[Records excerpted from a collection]
════════════════════

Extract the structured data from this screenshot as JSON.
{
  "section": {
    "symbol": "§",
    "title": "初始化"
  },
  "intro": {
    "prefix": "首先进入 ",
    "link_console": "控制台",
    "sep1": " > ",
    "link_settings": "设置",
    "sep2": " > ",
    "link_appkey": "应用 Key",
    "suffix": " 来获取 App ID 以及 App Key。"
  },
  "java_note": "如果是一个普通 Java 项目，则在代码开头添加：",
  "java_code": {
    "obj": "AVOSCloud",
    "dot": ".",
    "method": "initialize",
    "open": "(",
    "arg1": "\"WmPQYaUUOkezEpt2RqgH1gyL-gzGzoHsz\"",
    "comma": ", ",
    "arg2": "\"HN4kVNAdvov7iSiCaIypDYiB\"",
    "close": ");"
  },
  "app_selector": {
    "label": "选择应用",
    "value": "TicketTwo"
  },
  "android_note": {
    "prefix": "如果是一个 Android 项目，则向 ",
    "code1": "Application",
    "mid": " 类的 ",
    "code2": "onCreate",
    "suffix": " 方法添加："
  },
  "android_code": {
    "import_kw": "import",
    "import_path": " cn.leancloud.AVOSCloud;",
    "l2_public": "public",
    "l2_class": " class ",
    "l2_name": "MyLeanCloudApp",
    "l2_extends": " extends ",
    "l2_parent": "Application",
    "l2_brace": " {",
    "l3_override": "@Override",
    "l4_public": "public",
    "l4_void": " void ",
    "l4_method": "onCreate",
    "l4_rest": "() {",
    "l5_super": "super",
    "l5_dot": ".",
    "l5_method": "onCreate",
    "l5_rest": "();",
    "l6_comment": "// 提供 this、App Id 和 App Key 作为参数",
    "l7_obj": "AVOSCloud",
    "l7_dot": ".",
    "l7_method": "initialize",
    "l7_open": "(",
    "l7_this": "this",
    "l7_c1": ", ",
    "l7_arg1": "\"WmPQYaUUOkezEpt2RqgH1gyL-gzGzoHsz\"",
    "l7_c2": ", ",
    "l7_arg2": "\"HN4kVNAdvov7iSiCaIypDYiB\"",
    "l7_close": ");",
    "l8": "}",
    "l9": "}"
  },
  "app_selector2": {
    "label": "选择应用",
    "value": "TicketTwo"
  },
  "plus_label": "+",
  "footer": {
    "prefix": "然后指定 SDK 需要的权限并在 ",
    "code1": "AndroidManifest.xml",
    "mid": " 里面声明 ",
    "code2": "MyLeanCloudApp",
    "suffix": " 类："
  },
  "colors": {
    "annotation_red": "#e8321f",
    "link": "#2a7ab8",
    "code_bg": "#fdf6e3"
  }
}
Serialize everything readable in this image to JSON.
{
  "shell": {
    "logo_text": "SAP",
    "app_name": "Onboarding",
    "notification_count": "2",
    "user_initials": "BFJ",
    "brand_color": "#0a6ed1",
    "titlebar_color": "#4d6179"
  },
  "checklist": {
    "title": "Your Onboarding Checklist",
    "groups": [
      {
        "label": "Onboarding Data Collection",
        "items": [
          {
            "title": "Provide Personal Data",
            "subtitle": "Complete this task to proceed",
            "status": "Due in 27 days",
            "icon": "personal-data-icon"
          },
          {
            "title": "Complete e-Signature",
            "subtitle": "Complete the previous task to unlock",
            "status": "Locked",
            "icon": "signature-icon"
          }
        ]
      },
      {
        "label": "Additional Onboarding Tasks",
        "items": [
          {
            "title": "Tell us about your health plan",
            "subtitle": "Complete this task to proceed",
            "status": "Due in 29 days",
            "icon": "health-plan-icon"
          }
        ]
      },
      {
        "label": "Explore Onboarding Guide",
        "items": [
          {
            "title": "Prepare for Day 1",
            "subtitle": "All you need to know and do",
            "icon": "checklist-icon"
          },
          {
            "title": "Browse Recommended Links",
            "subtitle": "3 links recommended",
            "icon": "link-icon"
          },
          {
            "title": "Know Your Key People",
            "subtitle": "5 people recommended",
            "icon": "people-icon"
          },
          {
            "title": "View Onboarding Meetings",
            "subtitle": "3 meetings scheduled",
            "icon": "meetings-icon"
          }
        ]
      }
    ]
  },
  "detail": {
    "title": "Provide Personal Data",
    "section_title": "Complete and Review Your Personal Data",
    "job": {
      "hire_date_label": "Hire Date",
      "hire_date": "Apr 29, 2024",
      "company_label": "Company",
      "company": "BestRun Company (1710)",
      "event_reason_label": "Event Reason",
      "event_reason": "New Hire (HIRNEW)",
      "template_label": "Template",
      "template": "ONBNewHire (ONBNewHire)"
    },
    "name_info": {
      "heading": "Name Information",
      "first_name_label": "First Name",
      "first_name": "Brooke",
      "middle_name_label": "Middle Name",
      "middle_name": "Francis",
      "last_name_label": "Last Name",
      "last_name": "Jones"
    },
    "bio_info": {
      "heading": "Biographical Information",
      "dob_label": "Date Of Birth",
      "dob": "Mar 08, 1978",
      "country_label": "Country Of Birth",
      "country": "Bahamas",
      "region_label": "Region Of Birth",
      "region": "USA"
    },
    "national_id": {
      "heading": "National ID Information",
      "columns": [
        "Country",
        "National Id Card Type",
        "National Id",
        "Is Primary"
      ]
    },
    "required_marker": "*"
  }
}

════════════════════

**Set exercise**
Copy every single line of the material above that holds "status".

**Solution**
            "status": "Due in 27 days",
            "status": "Locked",
            "status": "Due in 29 days",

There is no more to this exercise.